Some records

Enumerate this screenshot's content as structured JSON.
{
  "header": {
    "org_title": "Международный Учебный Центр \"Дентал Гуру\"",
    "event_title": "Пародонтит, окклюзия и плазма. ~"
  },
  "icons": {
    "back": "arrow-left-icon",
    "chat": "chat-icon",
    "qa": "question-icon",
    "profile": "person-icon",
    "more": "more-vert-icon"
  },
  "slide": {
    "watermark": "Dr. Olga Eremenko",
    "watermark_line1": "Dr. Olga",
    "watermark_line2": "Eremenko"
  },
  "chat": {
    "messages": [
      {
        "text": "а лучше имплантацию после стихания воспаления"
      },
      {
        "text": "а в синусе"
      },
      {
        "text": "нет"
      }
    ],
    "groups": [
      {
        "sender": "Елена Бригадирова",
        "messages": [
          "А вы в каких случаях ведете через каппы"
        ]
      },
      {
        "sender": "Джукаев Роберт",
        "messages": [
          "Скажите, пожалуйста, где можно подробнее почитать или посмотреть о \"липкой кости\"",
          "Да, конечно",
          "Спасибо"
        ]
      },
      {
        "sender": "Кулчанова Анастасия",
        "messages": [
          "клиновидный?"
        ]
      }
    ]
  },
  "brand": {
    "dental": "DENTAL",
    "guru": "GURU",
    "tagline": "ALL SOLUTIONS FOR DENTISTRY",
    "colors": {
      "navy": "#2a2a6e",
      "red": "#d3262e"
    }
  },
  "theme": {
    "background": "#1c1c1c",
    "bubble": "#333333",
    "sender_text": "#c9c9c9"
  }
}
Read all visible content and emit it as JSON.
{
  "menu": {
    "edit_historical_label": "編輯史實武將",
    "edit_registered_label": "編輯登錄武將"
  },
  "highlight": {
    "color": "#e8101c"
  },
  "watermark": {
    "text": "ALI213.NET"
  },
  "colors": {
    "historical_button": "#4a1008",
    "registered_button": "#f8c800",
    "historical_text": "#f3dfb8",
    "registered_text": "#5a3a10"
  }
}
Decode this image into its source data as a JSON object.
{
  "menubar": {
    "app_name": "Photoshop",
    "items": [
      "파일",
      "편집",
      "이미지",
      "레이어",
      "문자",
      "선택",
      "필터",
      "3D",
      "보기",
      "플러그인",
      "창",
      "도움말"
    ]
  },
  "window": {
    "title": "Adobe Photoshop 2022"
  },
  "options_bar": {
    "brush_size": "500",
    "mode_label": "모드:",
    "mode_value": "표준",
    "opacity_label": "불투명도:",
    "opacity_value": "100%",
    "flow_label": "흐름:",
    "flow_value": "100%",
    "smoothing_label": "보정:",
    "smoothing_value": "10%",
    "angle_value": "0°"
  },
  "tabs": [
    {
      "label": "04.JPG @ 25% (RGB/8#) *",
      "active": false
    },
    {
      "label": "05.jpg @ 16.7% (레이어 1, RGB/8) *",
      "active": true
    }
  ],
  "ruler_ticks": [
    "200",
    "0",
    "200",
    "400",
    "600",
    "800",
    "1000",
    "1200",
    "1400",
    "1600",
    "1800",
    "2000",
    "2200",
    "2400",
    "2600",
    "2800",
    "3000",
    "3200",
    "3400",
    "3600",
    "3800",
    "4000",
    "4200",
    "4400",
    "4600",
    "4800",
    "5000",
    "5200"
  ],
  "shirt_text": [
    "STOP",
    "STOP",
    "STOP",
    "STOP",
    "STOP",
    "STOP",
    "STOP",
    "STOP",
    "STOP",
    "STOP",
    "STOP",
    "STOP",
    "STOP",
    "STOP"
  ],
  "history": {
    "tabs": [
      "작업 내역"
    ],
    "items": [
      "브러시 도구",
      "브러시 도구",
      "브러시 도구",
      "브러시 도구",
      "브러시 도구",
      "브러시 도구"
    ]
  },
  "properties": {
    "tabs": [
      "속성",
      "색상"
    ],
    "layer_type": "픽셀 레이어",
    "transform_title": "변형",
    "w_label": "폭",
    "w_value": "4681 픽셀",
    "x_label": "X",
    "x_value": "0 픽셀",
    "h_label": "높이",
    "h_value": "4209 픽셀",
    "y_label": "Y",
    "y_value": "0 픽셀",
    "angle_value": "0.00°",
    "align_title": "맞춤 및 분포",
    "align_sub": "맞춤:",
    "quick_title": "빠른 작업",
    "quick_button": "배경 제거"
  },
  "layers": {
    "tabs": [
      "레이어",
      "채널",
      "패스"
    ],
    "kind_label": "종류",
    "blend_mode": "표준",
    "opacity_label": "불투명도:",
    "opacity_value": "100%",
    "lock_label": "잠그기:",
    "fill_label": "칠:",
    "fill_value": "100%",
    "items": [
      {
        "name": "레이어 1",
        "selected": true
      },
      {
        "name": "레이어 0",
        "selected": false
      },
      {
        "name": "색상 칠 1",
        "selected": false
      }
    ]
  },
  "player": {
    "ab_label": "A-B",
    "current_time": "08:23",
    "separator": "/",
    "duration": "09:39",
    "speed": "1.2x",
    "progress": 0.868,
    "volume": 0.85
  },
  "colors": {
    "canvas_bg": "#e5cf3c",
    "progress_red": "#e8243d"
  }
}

--

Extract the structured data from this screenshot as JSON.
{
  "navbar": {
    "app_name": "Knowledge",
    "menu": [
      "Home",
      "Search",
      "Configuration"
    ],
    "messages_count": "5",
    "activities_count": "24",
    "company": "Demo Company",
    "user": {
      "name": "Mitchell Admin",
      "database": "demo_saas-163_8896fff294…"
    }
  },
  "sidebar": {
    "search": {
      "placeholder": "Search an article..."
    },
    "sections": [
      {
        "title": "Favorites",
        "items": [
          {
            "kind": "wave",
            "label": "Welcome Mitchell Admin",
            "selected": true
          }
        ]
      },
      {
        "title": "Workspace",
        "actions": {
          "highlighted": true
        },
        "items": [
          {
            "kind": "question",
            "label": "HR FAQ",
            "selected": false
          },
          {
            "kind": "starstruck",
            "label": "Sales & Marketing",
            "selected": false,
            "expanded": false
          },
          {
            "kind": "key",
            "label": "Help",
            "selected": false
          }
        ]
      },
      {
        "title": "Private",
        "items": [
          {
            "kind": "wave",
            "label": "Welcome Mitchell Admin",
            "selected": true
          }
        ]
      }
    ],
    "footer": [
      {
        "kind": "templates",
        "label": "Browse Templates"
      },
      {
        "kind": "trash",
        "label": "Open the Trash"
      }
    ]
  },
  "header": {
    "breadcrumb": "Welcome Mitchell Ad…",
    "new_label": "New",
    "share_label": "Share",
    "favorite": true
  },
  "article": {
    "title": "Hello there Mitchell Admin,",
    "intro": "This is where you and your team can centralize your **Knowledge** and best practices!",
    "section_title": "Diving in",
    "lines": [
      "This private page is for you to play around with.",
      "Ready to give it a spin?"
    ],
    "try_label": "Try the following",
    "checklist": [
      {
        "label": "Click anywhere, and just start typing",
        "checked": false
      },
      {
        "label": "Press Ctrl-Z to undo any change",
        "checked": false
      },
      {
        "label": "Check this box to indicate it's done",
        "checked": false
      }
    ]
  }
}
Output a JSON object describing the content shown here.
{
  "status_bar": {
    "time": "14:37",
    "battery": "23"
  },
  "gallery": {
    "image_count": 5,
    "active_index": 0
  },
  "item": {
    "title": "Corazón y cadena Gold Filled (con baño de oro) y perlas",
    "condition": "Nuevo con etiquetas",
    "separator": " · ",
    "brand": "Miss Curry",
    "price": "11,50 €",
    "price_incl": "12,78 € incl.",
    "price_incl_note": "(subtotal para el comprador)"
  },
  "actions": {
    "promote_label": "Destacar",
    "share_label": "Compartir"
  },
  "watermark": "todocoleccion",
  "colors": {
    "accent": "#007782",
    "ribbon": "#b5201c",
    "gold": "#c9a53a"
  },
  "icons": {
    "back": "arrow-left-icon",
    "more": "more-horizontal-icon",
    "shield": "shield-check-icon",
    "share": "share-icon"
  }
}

■ **Objective**
Locate the word "more" in the records and collect each line it appears in.

■ **Result of this exercise**
    "more": "more-vert-icon"
    "more": "more-horizontal-icon",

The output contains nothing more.